[Request] Can you write out the whole listing exactly?

[Records supplied]
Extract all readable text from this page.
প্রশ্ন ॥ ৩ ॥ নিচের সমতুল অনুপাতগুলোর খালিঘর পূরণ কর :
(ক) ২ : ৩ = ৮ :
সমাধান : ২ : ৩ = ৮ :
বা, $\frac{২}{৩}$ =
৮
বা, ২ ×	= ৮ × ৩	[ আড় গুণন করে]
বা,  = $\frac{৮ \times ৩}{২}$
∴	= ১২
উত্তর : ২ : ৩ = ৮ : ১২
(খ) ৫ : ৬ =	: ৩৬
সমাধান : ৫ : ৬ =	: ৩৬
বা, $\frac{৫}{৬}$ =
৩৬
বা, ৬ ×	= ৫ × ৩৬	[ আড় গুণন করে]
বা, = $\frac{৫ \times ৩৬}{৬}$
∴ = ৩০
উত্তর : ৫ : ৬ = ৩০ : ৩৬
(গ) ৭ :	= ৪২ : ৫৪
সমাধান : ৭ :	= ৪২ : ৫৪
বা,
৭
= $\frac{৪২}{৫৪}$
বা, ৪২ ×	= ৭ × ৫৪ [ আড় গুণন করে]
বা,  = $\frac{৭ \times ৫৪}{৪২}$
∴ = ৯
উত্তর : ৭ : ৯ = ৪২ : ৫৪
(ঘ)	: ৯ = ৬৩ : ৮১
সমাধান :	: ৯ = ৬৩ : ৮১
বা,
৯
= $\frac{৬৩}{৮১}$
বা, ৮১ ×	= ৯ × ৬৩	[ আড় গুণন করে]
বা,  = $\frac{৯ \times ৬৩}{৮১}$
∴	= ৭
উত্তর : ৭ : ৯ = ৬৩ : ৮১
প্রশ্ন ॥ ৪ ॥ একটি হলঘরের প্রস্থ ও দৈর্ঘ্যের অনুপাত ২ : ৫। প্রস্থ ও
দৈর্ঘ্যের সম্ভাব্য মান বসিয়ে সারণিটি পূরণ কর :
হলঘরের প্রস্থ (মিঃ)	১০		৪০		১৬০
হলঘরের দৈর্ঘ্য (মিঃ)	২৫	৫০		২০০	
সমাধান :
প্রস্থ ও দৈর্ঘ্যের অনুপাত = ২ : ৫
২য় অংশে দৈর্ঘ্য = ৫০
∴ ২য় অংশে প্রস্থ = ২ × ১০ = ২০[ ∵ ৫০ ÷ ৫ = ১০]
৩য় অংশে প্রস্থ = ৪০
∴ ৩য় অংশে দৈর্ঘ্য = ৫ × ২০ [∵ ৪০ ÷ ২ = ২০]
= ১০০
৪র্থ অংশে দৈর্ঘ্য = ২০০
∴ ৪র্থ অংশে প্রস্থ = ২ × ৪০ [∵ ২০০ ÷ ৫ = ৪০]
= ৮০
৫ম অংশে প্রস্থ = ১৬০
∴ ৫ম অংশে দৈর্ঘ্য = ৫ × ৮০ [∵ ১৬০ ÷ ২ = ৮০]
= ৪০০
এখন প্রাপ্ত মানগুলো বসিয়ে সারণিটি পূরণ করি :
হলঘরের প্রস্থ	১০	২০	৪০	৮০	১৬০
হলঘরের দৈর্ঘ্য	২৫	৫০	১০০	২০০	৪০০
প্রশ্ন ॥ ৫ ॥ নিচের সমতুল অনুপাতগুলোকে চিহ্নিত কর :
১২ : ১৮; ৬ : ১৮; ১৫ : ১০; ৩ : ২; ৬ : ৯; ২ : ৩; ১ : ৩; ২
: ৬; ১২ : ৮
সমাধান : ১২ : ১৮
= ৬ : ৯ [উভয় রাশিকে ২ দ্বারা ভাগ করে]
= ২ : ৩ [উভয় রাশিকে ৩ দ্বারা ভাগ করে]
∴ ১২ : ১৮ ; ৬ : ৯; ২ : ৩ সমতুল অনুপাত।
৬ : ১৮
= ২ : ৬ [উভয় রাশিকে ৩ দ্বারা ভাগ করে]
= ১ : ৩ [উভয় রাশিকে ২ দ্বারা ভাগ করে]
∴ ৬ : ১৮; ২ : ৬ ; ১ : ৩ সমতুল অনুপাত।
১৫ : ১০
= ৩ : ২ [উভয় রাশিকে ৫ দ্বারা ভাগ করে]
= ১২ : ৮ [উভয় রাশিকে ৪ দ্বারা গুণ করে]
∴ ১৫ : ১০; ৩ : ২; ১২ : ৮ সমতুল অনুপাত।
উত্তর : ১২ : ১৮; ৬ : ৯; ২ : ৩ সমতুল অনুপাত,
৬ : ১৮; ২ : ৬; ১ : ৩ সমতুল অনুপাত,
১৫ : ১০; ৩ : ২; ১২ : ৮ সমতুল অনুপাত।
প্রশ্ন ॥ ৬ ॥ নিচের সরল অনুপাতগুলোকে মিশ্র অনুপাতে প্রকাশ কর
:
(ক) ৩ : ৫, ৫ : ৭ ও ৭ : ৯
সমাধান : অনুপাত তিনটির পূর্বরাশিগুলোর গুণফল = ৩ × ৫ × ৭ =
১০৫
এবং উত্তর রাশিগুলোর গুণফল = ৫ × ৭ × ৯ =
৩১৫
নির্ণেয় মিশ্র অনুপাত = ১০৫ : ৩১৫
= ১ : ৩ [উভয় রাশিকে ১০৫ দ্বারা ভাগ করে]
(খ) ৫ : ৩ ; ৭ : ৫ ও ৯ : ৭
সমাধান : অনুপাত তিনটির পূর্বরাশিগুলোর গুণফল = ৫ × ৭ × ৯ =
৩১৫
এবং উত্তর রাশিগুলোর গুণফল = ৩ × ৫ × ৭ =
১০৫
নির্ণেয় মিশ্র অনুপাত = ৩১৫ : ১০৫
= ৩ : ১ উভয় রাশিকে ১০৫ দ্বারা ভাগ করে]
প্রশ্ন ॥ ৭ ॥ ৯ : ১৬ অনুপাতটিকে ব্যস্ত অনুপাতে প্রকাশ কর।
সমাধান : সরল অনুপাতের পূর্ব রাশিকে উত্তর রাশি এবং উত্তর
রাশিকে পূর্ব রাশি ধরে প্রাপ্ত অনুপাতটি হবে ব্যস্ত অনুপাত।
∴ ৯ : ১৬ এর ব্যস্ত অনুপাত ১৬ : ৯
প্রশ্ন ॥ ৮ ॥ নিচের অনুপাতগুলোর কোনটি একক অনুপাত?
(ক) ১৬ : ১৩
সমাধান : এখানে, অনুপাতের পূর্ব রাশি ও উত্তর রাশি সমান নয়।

[Reply]
Extract all readable text from this page.
প্রশ্ন ॥ ৩ ॥ নিচের সমতুল অনুপাতগুলোর খালিঘর পূরণ কর :
(ক) ২ : ৩ = ৮ :
সমাধান : ২ : ৩ = ৮ :
বা, $\frac{২}{৩}$ =
৮
বা, ২ ×	= ৮ × ৩	[ আড় গুণন করে]
বা,  = $\frac{৮ \times ৩}{২}$
∴	= ১২
উত্তর : ২ : ৩ = ৮ : ১২
(খ) ৫ : ৬ =	: ৩৬
সমাধান : ৫ : ৬ =	: ৩৬
বা, $\frac{৫}{৬}$ =
৩৬
বা, ৬ ×	= ৫ × ৩৬	[ আড় গুণন করে]
বা, = $\frac{৫ \times ৩৬}{৬}$
∴ = ৩০
উত্তর : ৫ : ৬ = ৩০ : ৩৬
(গ) ৭ :	= ৪২ : ৫৪
সমাধান : ৭ :	= ৪২ : ৫৪
বা,
৭
= $\frac{৪২}{৫৪}$
বা, ৪২ ×	= ৭ × ৫৪ [ আড় গুণন করে]
বা,  = $\frac{৭ \times ৫৪}{৪২}$
∴ = ৯
উত্তর : ৭ : ৯ = ৪২ : ৫৪
(ঘ)	: ৯ = ৬৩ : ৮১
সমাধান :	: ৯ = ৬৩ : ৮১
বা,
৯
= $\frac{৬৩}{৮১}$
বা, ৮১ ×	= ৯ × ৬৩	[ আড় গুণন করে]
বা,  = $\frac{৯ \times ৬৩}{৮১}$
∴	= ৭
উত্তর : ৭ : ৯ = ৬৩ : ৮১
প্রশ্ন ॥ ৪ ॥ একটি হলঘরের প্রস্থ ও দৈর্ঘ্যের অনুপাত ২ : ৫। প্রস্থ ও
দৈর্ঘ্যের সম্ভাব্য মান বসিয়ে সারণিটি পূরণ কর :
হলঘরের প্রস্থ (মিঃ)	১০		৪০		১৬০
হলঘরের দৈর্ঘ্য (মিঃ)	২৫	৫০		২০০	
সমাধান :
প্রস্থ ও দৈর্ঘ্যের অনুপাত = ২ : ৫
২য় অংশে দৈর্ঘ্য = ৫০
∴ ২য় অংশে প্রস্থ = ২ × ১০ = ২০[ ∵ ৫০ ÷ ৫ = ১০]
৩য় অংশে প্রস্থ = ৪০
∴ ৩য় অংশে দৈর্ঘ্য = ৫ × ২০ [∵ ৪০ ÷ ২ = ২০]
= ১০০
৪র্থ অংশে দৈর্ঘ্য = ২০০
∴ ৪র্থ অংশে প্রস্থ = ২ × ৪০ [∵ ২০০ ÷ ৫ = ৪০]
= ৮০
৫ম অংশে প্রস্থ = ১৬০
∴ ৫ম অংশে দৈর্ঘ্য = ৫ × ৮০ [∵ ১৬০ ÷ ২ = ৮০]
= ৪০০
এখন প্রাপ্ত মানগুলো বসিয়ে সারণিটি পূরণ করি :
হলঘরের প্রস্থ	১০	২০	৪০	৮০	১৬০
হলঘরের দৈর্ঘ্য	২৫	৫০	১০০	২০০	৪০০
প্রশ্ন ॥ ৫ ॥ নিচের সমতুল অনুপাতগুলোকে চিহ্নিত কর :
১২ : ১৮; ৬ : ১৮; ১৫ : ১০; ৩ : ২; ৬ : ৯; ২ : ৩; ১ : ৩; ২
: ৬; ১২ : ৮
সমাধান : ১২ : ১৮
= ৬ : ৯ [উভয় রাশিকে ২ দ্বারা ভাগ করে]
= ২ : ৩ [উভয় রাশিকে ৩ দ্বারা ভাগ করে]
∴ ১২ : ১৮ ; ৬ : ৯; ২ : ৩ সমতুল অনুপাত।
৬ : ১৮
= ২ : ৬ [উভয় রাশিকে ৩ দ্বারা ভাগ করে]
= ১ : ৩ [উভয় রাশিকে ২ দ্বারা ভাগ করে]
∴ ৬ : ১৮; ২ : ৬ ; ১ : ৩ সমতুল অনুপাত।
১৫ : ১০
= ৩ : ২ [উভয় রাশিকে ৫ দ্বারা ভাগ করে]
= ১২ : ৮ [উভয় রাশিকে ৪ দ্বারা গুণ করে]
∴ ১৫ : ১০; ৩ : ২; ১২ : ৮ সমতুল অনুপাত।
উত্তর : ১২ : ১৮; ৬ : ৯; ২ : ৩ সমতুল অনুপাত,
৬ : ১৮; ২ : ৬; ১ : ৩ সমতুল অনুপাত,
১৫ : ১০; ৩ : ২; ১২ : ৮ সমতুল অনুপাত।
প্রশ্ন ॥ ৬ ॥ নিচের সরল অনুপাতগুলোকে মিশ্র অনুপাতে প্রকাশ কর
:
(ক) ৩ : ৫, ৫ : ৭ ও ৭ : ৯
সমাধান : অনুপাত তিনটির পূর্বরাশিগুলোর গুণফল = ৩ × ৫ × ৭ =
১০৫
এবং উত্তর রাশিগুলোর গুণফল = ৫ × ৭ × ৯ =
৩১৫
নির্ণেয় মিশ্র অনুপাত = ১০৫ : ৩১৫
= ১ : ৩ [উভয় রাশিকে ১০৫ দ্বারা ভাগ করে]
(খ) ৫ : ৩ ; ৭ : ৫ ও ৯ : ৭
সমাধান : অনুপাত তিনটির পূর্বরাশিগুলোর গুণফল = ৫ × ৭ × ৯ =
৩১৫
এবং উত্তর রাশিগুলোর গুণফল = ৩ × ৫ × ৭ =
১০৫
নির্ণেয় মিশ্র অনুপাত = ৩১৫ : ১০৫
= ৩ : ১ উভয় রাশিকে ১০৫ দ্বারা ভাগ করে]
প্রশ্ন ॥ ৭ ॥ ৯ : ১৬ অনুপাতটিকে ব্যস্ত অনুপাতে প্রকাশ কর।
সমাধান : সরল অনুপাতের পূর্ব রাশিকে উত্তর রাশি এবং উত্তর
রাশিকে পূর্ব রাশি ধরে প্রাপ্ত অনুপাতটি হবে ব্যস্ত অনুপাত।
∴ ৯ : ১৬ এর ব্যস্ত অনুপাত ১৬ : ৯
প্রশ্ন ॥ ৮ ॥ নিচের অনুপাতগুলোর কোনটি একক অনুপাত?
(ক) ১৬ : ১৩
সমাধান : এখানে, অনুপাতের পূর্ব রাশি ও উত্তর রাশি সমান নয়।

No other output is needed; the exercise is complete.